-- Supplied material --

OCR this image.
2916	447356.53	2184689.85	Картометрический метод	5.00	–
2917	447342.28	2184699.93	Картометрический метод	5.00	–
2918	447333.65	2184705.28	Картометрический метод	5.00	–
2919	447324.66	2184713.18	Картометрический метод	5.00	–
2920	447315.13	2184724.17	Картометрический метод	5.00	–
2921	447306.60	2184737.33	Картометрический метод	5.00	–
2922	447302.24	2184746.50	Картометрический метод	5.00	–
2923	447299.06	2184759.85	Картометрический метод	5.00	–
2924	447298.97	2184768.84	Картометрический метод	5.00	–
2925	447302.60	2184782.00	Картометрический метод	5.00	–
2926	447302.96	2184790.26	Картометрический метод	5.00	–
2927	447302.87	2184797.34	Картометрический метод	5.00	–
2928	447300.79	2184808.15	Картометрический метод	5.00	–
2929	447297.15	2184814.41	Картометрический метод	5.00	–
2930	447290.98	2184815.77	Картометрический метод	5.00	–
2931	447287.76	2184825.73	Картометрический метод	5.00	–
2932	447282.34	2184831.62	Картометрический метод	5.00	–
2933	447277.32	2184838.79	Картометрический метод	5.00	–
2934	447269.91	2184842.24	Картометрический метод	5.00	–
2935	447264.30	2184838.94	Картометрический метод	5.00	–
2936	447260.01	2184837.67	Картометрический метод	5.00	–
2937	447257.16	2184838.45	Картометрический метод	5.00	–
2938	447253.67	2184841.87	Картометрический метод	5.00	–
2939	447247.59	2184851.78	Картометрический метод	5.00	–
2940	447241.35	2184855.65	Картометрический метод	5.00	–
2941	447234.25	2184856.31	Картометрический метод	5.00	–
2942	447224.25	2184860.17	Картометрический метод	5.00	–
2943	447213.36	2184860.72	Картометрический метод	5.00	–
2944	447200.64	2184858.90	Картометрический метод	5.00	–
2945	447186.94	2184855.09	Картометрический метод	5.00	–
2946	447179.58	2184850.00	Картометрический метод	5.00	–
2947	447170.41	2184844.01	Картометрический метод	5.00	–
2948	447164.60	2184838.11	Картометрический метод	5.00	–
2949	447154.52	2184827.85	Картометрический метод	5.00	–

-- Task requirements --
Every entry must be quoted exactly as it appears above.

-- Task solution --
OCR this image.
2916	447356.53	2184689.85	Картометрический метод	5.00	–
2917	447342.28	2184699.93	Картометрический метод	5.00	–
2918	447333.65	2184705.28	Картометрический метод	5.00	–
2919	447324.66	2184713.18	Картометрический метод	5.00	–
2920	447315.13	2184724.17	Картометрический метод	5.00	–
2921	447306.60	2184737.33	Картометрический метод	5.00	–
2922	447302.24	2184746.50	Картометрический метод	5.00	–
2923	447299.06	2184759.85	Картометрический метод	5.00	–
2924	447298.97	2184768.84	Картометрический метод	5.00	–
2925	447302.60	2184782.00	Картометрический метод	5.00	–
2926	447302.96	2184790.26	Картометрический метод	5.00	–
2927	447302.87	2184797.34	Картометрический метод	5.00	–
2928	447300.79	2184808.15	Картометрический метод	5.00	–
2929	447297.15	2184814.41	Картометрический метод	5.00	–
2930	447290.98	2184815.77	Картометрический метод	5.00	–
2931	447287.76	2184825.73	Картометрический метод	5.00	–
2932	447282.34	2184831.62	Картометрический метод	5.00	–
2933	447277.32	2184838.79	Картометрический метод	5.00	–
2934	447269.91	2184842.24	Картометрический метод	5.00	–
2935	447264.30	2184838.94	Картометрический метод	5.00	–
2936	447260.01	2184837.67	Картометрический метод	5.00	–
2937	447257.16	2184838.45	Картометрический метод	5.00	–
2938	447253.67	2184841.87	Картометрический метод	5.00	–
2939	447247.59	2184851.78	Картометрический метод	5.00	–
2940	447241.35	2184855.65	Картометрический метод	5.00	–
2941	447234.25	2184856.31	Картометрический метод	5.00	–
2942	447224.25	2184860.17	Картометрический метод	5.00	–
2943	447213.36	2184860.72	Картометрический метод	5.00	–
2944	447200.64	2184858.90	Картометрический метод	5.00	–
2945	447186.94	2184855.09	Картометрический метод	5.00	–
2946	447179.58	2184850.00	Картометрический метод	5.00	–
2947	447170.41	2184844.01	Картометрический метод	5.00	–
2948	447164.60	2184838.11	Картометрический метод	5.00	–
2949	447154.52	2184827.85	Картометрический метод	5.00	–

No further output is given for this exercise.